> **WHAT THIS TASK INVOLVES**
Look for "profile" in each line of the entries, and return the matching lines.

[start DATA SHOWN]

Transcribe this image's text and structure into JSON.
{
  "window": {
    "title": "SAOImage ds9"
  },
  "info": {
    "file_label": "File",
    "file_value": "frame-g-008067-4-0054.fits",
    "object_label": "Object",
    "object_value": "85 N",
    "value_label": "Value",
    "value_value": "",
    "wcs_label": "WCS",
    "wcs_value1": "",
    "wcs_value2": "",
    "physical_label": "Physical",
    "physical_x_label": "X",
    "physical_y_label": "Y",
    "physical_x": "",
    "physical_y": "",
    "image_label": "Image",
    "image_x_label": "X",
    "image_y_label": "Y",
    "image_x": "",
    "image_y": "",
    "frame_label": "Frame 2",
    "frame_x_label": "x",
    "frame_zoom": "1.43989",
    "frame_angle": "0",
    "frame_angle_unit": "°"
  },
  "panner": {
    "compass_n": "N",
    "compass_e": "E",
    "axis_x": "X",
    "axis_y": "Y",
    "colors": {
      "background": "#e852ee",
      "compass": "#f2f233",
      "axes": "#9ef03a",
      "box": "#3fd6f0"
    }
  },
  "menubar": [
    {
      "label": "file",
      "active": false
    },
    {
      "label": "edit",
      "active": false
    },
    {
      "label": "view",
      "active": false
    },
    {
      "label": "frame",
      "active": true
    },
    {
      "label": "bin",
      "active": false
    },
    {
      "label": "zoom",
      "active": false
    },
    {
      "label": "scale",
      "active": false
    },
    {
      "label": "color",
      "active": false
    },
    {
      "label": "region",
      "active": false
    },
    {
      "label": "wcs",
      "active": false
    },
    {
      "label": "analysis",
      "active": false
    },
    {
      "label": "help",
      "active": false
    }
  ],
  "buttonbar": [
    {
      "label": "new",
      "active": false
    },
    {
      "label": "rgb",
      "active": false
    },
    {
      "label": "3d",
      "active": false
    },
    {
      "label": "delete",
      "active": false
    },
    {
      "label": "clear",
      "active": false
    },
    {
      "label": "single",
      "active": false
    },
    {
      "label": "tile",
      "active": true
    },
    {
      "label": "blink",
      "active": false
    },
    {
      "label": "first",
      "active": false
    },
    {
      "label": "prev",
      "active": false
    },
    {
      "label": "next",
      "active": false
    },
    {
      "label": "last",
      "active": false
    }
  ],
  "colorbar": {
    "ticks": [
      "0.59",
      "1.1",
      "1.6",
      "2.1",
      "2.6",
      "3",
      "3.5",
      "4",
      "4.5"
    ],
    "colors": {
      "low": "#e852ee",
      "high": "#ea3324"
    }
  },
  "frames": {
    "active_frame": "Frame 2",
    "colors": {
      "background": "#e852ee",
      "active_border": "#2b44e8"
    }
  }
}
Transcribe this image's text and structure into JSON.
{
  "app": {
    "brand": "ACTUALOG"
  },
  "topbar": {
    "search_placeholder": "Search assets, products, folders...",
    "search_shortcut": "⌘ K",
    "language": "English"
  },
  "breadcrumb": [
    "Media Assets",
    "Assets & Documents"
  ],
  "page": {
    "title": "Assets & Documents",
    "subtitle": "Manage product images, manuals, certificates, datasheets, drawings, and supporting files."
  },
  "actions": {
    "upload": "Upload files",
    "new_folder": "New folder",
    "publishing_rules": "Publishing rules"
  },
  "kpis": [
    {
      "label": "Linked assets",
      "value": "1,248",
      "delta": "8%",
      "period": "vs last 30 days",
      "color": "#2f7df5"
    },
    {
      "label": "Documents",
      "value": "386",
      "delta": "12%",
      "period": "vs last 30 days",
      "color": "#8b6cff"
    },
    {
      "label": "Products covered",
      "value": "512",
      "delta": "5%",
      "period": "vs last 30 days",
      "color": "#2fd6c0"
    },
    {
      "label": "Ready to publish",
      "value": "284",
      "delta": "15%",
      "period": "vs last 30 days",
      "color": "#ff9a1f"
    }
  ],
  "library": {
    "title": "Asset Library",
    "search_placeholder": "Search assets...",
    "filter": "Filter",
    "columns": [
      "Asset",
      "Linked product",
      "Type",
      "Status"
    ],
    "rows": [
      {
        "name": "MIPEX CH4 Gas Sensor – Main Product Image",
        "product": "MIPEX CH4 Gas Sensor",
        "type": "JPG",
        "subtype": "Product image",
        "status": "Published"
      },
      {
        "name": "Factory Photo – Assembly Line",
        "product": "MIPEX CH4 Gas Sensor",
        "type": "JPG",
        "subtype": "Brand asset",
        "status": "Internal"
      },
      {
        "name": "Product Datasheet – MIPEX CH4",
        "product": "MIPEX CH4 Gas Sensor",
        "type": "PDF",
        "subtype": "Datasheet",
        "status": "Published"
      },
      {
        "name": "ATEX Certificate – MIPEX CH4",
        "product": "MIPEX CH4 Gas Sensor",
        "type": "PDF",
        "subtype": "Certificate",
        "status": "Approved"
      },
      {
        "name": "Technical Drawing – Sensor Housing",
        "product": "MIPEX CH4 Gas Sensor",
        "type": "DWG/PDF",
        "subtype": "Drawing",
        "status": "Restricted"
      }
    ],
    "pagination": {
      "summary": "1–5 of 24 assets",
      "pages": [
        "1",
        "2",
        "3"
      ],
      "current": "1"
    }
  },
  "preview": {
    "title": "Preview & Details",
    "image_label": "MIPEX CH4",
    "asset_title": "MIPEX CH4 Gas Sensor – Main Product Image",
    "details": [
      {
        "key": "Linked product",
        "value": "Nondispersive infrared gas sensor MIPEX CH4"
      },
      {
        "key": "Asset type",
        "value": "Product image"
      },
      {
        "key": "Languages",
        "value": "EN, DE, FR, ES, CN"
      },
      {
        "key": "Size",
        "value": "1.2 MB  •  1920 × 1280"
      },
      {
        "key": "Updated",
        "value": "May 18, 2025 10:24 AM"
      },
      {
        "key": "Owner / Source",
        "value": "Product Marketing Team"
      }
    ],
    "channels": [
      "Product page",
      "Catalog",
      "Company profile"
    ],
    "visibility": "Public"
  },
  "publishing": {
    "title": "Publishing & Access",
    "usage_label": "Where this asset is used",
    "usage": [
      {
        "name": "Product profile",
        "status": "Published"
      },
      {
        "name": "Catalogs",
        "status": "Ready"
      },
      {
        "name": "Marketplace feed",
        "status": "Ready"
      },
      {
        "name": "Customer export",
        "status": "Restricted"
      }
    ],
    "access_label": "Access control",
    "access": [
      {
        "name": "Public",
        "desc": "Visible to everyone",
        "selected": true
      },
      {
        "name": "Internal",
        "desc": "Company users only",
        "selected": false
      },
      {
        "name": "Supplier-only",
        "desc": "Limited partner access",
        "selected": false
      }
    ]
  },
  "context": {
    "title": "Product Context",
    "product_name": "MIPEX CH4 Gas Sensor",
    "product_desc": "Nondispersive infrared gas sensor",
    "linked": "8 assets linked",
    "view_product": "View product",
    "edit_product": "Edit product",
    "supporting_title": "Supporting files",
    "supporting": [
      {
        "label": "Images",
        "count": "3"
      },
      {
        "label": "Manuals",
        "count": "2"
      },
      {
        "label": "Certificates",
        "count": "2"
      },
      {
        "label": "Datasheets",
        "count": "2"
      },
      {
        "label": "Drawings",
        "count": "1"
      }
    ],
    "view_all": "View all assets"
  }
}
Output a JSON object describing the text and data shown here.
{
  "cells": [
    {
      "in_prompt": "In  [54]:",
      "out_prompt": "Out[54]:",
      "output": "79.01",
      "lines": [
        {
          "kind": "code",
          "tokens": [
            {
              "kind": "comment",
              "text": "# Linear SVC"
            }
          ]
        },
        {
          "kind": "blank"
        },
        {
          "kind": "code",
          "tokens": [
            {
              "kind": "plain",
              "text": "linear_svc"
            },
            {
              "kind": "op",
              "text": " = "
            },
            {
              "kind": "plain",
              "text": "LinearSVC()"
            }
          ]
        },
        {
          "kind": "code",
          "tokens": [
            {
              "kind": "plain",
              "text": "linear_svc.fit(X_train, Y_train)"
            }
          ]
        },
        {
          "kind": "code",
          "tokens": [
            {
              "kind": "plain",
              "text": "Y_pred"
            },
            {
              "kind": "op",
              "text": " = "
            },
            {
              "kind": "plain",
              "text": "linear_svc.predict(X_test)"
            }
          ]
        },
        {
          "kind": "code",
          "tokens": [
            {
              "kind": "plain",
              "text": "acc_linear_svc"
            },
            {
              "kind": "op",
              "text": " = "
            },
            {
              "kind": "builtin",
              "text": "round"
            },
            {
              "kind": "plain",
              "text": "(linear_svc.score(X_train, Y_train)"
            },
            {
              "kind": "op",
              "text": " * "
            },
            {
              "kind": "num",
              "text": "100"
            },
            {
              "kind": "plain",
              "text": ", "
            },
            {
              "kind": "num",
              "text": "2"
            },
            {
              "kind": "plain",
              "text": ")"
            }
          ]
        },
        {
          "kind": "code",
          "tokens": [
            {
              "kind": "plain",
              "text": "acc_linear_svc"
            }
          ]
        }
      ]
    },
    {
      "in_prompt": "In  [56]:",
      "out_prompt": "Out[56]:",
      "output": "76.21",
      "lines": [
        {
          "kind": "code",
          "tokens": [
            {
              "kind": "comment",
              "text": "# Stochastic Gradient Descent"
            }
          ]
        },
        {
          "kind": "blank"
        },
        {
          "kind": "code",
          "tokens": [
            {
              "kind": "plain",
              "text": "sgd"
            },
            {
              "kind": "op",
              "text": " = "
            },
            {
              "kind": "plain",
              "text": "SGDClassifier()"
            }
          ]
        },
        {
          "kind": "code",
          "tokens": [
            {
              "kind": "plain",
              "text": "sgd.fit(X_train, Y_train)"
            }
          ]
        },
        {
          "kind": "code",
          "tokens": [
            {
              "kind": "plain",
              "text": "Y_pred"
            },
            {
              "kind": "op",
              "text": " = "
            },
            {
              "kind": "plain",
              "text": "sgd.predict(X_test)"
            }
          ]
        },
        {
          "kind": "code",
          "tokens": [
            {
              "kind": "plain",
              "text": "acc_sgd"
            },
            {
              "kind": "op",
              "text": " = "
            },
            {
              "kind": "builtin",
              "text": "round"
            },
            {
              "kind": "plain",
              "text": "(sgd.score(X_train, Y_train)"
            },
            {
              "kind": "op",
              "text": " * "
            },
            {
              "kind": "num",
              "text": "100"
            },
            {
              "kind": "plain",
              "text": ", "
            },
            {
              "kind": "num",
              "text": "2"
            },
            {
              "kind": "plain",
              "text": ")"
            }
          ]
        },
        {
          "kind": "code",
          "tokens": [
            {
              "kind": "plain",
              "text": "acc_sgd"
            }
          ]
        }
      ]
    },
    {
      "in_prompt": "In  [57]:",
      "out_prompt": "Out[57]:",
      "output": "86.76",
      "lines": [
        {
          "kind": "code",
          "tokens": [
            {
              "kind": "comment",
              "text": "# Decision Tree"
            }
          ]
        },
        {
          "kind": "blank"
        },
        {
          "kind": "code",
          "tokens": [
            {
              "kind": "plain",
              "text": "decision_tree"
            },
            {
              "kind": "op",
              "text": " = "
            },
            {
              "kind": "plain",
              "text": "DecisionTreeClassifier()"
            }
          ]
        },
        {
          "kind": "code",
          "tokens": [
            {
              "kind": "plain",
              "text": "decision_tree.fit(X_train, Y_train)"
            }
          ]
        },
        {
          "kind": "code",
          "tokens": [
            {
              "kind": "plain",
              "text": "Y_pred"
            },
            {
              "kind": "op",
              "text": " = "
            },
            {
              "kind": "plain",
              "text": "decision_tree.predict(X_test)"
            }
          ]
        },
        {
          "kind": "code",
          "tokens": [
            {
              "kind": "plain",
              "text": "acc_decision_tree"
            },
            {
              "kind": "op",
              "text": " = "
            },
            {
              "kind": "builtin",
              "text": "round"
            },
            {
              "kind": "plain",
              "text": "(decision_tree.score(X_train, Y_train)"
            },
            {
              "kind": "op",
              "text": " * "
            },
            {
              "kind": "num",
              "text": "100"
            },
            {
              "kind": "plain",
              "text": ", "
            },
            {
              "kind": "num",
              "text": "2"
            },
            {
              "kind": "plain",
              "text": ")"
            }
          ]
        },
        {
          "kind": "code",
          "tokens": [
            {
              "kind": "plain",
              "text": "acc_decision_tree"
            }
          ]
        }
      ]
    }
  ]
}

[end DATA SHOWN]

> **RESULT OF THE TASK**
      "Company profile"
        "name": "Product profile",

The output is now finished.